WHAT TO DO — For every line in the data below that contains "NECESIDAD", copy the line.

INPUT RECORDS —
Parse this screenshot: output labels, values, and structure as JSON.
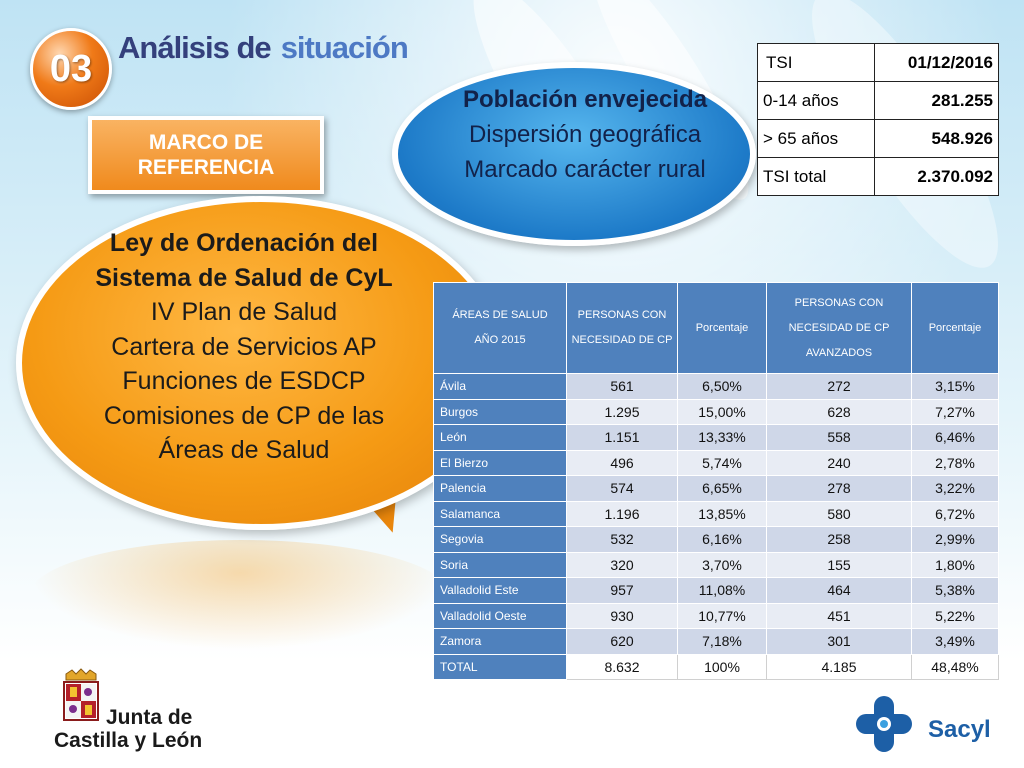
{
  "header": {
    "number": "03",
    "title_part1": "Análisis de",
    "title_part2": "situación",
    "marco_line1": "MARCO DE",
    "marco_line2": "REFERENCIA"
  },
  "blue_bubble": {
    "line1": "Población envejecida",
    "line2": "Dispersión geográfica",
    "line3": "Marcado carácter rural"
  },
  "orange_bubble": {
    "line1": "Ley de Ordenación del",
    "line2": "Sistema de Salud de CyL",
    "line3": "IV Plan de Salud",
    "line4": "Cartera de Servicios AP",
    "line5": "Funciones de ESDCP",
    "line6": "Comisiones de CP de las",
    "line7": "Áreas de Salud"
  },
  "tsi_table": {
    "rows": [
      {
        "label": "TSI",
        "value": "01/12/2016"
      },
      {
        "label": "0-14 años",
        "value": "281.255"
      },
      {
        "label": "> 65 años",
        "value": "548.926"
      },
      {
        "label": "TSI total",
        "value": "2.370.092"
      }
    ]
  },
  "main_table": {
    "headers": {
      "col1_line1": "ÁREAS DE SALUD",
      "col1_line2": "AÑO 2015",
      "col2": "PERSONAS CON NECESIDAD DE CP",
      "col3": "Porcentaje",
      "col4": "PERSONAS CON NECESIDAD DE CP AVANZADOS",
      "col5": "Porcentaje"
    },
    "rows": [
      {
        "area": "Ávila",
        "personas": "561",
        "pct": "6,50%",
        "avanzados": "272",
        "pct2": "3,15%"
      },
      {
        "area": "Burgos",
        "personas": "1.295",
        "pct": "15,00%",
        "avanzados": "628",
        "pct2": "7,27%"
      },
      {
        "area": "León",
        "personas": "1.151",
        "pct": "13,33%",
        "avanzados": "558",
        "pct2": "6,46%"
      },
      {
        "area": "El Bierzo",
        "personas": "496",
        "pct": "5,74%",
        "avanzados": "240",
        "pct2": "2,78%"
      },
      {
        "area": "Palencia",
        "personas": "574",
        "pct": "6,65%",
        "avanzados": "278",
        "pct2": "3,22%"
      },
      {
        "area": "Salamanca",
        "personas": "1.196",
        "pct": "13,85%",
        "avanzados": "580",
        "pct2": "6,72%"
      },
      {
        "area": "Segovia",
        "personas": "532",
        "pct": "6,16%",
        "avanzados": "258",
        "pct2": "2,99%"
      },
      {
        "area": "Soria",
        "personas": "320",
        "pct": "3,70%",
        "avanzados": "155",
        "pct2": "1,80%"
      },
      {
        "area": "Valladolid Este",
        "personas": "957",
        "pct": "11,08%",
        "avanzados": "464",
        "pct2": "5,38%"
      },
      {
        "area": "Valladolid Oeste",
        "personas": "930",
        "pct": "10,77%",
        "avanzados": "451",
        "pct2": "5,22%"
      },
      {
        "area": "Zamora",
        "personas": "620",
        "pct": "7,18%",
        "avanzados": "301",
        "pct2": "3,49%"
      },
      {
        "area": "TOTAL",
        "personas": "8.632",
        "pct": "100%",
        "avanzados": "4.185",
        "pct2": "48,48%"
      }
    ]
  },
  "logos": {
    "jcyl_line1": "Junta de",
    "jcyl_line2": "Castilla y León",
    "sacyl": "Sacyl"
  },
  "colors": {
    "table_header_blue": "#4f81bd",
    "orange": "#f59a14",
    "bubble_blue": "#1d7ac8",
    "title_blue": "#2e3f7a"
  }
}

THE RESPONSE —
      "col2": "PERSONAS CON NECESIDAD DE CP",
      "col4": "PERSONAS CON NECESIDAD DE CP AVANZADOS",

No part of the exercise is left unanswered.